Task description. Which lines in the material below contain the word "this"? Copy each of them.

Records from a data source:
-- Start --

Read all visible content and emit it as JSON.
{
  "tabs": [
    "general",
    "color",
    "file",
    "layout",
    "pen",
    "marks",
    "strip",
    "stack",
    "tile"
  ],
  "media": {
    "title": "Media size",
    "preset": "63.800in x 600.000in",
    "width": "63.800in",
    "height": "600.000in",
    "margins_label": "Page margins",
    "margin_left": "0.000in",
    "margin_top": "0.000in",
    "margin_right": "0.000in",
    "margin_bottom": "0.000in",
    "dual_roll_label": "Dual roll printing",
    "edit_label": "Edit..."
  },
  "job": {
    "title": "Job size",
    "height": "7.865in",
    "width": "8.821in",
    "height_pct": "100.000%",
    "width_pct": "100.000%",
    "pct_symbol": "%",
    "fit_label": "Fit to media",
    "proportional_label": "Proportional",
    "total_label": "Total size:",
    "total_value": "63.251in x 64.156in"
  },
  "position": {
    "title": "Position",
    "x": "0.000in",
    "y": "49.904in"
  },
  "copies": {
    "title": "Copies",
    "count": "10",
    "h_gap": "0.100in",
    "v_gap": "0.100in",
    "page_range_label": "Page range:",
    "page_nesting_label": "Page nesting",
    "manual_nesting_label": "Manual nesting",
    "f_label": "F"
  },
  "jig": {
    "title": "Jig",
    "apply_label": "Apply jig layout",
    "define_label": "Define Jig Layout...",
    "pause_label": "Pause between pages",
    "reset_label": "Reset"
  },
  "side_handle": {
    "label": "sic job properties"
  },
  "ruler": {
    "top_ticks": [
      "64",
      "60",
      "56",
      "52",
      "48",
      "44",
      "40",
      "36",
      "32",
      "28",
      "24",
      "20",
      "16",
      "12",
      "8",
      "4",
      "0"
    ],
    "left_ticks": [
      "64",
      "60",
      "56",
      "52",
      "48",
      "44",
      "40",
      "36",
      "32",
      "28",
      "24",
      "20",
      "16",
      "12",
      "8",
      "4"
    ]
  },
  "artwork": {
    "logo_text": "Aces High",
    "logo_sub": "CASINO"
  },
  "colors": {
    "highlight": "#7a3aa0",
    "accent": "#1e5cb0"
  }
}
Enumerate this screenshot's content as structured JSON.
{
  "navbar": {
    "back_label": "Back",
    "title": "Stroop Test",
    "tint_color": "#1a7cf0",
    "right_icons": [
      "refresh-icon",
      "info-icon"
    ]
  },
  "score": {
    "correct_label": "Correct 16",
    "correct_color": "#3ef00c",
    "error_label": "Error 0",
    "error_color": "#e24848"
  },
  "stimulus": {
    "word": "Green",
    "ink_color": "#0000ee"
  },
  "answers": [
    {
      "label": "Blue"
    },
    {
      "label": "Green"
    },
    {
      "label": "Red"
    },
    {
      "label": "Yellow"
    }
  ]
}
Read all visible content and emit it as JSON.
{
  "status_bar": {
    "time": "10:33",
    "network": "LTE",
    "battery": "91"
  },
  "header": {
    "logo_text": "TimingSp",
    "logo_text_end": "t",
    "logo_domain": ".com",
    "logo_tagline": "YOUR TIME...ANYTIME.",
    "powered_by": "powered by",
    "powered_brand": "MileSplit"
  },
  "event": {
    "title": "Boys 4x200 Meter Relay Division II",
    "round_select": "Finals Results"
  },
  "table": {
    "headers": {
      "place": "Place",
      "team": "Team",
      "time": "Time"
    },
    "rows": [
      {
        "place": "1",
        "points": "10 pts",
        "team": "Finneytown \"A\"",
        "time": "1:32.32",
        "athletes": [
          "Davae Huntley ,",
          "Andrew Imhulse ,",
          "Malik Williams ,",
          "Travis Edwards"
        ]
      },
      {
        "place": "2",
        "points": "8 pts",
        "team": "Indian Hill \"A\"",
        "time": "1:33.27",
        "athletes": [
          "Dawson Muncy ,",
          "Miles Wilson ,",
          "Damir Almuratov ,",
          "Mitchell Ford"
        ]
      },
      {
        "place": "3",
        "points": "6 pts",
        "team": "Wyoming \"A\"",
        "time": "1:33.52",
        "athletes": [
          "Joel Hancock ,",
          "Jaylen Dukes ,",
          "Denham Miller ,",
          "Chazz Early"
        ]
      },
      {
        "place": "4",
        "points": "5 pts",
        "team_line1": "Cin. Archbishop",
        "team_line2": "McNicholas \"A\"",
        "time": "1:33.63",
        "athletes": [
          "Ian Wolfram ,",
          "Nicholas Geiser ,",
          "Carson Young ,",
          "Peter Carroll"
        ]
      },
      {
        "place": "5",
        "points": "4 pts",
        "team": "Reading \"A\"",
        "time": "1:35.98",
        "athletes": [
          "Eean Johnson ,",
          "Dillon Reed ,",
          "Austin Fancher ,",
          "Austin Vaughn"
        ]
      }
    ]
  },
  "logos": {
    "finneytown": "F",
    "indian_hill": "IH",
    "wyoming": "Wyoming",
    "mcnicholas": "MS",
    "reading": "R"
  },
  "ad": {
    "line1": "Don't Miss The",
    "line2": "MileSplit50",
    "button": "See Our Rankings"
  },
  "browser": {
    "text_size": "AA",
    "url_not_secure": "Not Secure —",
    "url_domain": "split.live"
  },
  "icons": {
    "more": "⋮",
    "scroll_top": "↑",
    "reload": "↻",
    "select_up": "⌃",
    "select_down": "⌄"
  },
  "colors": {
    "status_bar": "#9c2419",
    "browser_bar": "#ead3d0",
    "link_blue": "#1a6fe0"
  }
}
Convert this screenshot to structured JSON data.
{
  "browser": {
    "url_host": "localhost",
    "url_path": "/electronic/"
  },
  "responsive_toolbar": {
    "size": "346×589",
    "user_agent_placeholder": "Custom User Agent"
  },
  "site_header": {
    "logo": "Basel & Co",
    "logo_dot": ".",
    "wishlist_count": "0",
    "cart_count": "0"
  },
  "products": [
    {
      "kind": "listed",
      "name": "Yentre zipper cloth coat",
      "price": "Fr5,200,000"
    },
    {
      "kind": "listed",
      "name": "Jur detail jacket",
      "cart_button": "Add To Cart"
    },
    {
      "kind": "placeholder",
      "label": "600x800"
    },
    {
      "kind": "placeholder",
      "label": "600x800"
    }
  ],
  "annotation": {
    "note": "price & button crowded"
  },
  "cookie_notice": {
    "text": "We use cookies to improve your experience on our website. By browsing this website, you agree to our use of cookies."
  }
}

-- End --

The result.
Enumerate this screenshot's content as structured JSON.
Convert this screenshot to structured JSON data.
    "text": "We use cookies to improve your experience on our website. By browsing this website, you agree to our use of cookies."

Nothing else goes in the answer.